> **WHAT TO PRODUCE**
Find each line that has the string "работы" and give the total, with nothing else.

--------------------

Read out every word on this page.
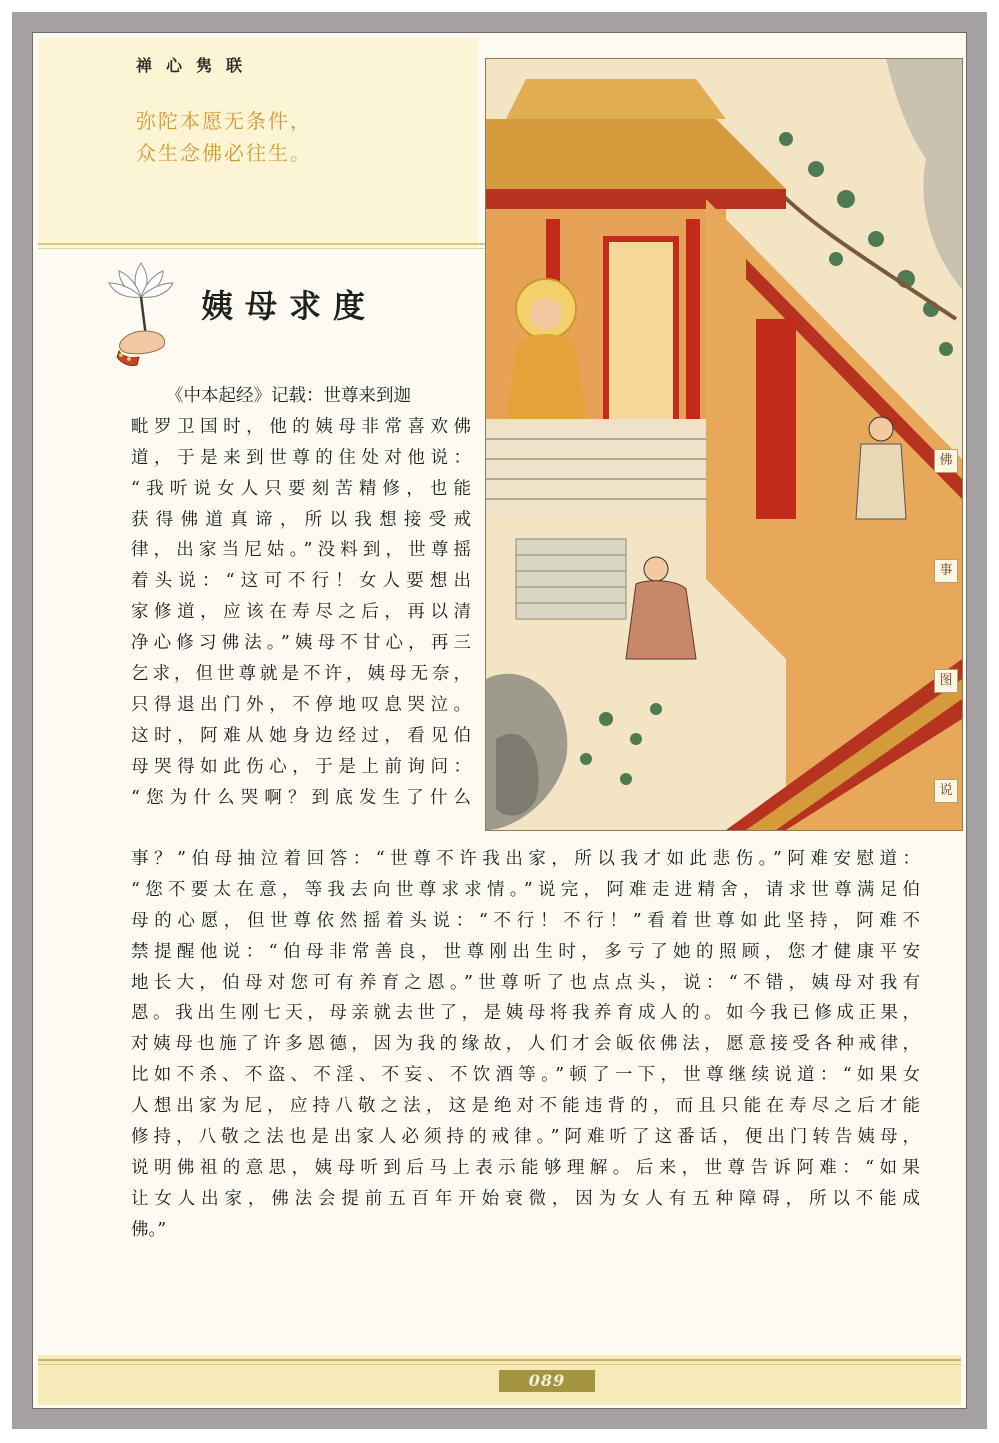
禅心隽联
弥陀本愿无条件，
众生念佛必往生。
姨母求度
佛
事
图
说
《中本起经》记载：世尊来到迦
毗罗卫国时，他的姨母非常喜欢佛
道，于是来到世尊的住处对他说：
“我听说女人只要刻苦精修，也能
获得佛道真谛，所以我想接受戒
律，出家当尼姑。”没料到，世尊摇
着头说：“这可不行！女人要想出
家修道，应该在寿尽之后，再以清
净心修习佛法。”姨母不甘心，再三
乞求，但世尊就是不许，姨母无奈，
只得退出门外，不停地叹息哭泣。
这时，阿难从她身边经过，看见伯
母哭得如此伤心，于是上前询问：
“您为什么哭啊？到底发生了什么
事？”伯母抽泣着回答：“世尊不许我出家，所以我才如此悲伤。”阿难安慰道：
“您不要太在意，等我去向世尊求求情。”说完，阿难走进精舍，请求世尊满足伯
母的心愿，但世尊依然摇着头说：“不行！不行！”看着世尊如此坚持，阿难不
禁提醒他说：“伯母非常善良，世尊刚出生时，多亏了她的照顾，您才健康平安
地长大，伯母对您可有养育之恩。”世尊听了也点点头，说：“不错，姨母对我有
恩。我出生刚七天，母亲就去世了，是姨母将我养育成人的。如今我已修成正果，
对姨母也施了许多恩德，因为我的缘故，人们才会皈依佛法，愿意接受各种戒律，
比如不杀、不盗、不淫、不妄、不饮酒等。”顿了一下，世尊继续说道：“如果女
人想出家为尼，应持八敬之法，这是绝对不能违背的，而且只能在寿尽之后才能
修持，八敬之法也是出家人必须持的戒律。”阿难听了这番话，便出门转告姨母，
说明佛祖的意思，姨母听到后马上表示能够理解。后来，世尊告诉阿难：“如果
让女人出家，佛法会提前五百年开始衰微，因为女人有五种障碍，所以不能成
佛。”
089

--------------------

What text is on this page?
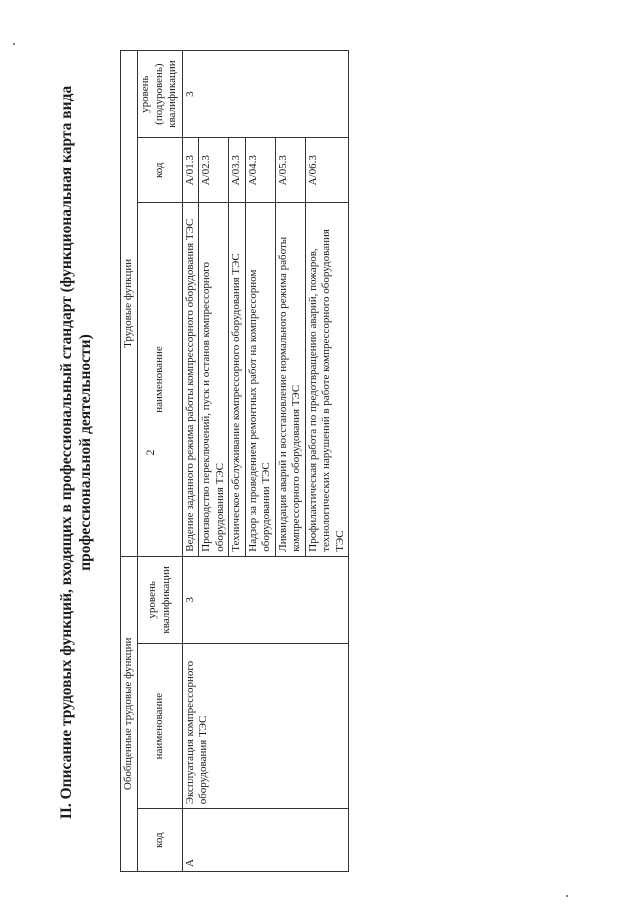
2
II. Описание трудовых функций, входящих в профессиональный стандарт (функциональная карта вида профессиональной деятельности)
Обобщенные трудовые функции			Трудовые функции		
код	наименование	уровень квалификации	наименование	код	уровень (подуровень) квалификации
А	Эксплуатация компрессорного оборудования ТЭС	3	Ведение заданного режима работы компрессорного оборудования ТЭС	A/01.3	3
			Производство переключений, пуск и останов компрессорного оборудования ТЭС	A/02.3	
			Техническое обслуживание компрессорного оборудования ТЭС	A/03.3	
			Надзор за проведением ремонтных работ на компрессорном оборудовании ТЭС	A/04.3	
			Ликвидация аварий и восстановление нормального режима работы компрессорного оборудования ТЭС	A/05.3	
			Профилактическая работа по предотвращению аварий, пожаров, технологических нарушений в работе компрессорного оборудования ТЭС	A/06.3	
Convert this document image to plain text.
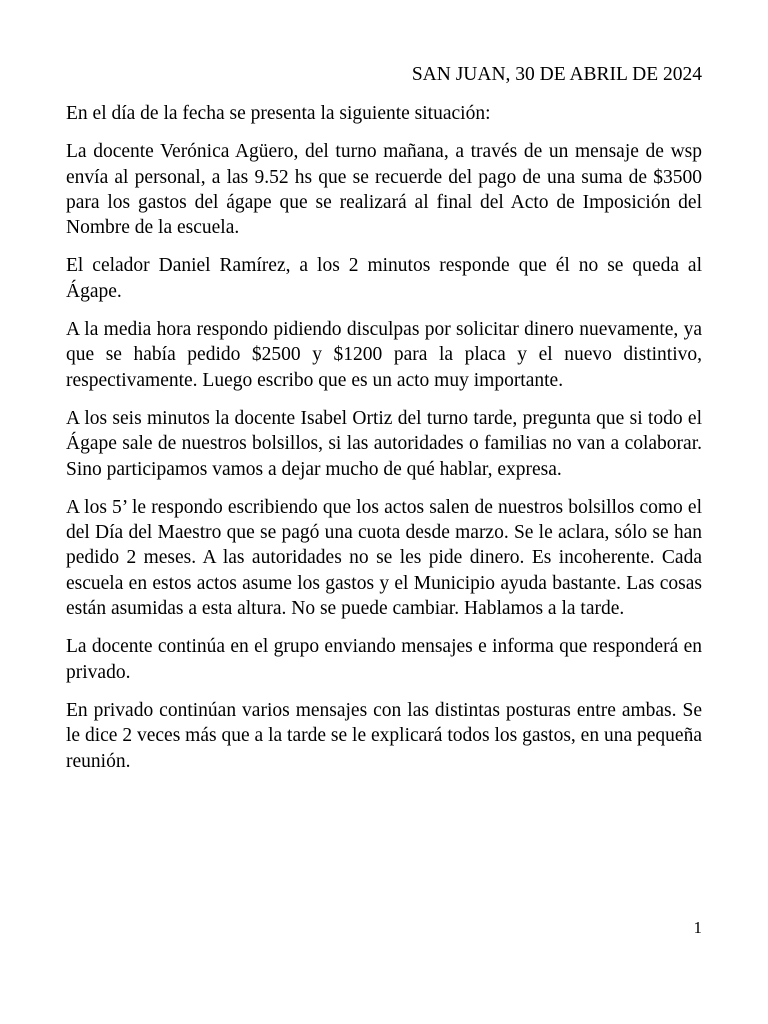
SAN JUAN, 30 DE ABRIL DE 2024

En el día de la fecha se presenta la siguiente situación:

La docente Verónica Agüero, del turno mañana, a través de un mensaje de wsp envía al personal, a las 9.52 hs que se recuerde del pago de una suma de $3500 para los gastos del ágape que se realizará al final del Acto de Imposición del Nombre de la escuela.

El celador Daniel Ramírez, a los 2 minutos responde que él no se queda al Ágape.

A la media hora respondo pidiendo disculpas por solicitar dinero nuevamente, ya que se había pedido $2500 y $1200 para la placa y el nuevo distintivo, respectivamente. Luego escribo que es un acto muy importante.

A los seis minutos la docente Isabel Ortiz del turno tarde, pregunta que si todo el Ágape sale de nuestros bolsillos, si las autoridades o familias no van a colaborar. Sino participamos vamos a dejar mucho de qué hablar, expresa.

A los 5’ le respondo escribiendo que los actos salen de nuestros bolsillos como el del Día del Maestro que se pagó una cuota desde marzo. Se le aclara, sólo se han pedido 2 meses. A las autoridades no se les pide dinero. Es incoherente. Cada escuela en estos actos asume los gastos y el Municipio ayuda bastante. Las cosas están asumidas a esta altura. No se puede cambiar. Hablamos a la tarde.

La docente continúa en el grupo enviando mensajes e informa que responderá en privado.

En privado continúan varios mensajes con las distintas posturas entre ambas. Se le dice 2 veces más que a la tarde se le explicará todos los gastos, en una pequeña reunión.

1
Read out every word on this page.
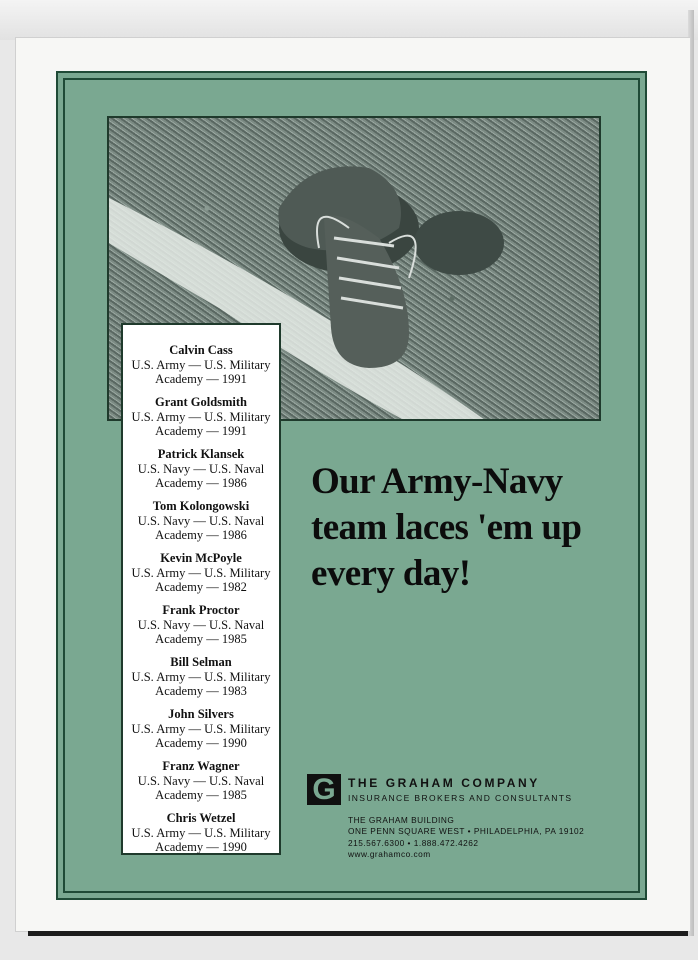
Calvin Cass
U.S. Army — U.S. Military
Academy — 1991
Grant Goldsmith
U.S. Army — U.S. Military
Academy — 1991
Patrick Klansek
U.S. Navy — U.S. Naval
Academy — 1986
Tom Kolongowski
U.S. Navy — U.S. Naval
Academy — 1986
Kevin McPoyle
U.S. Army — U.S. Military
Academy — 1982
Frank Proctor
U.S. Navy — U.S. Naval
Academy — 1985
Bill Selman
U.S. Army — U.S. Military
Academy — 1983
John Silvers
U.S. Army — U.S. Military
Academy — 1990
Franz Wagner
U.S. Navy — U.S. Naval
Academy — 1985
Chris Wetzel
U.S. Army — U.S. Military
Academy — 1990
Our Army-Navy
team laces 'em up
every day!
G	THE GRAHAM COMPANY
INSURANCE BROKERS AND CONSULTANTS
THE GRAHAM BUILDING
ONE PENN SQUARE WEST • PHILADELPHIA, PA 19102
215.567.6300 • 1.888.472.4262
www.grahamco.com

--------------------

> **RESPONSE TO THIS EXERCISE**
2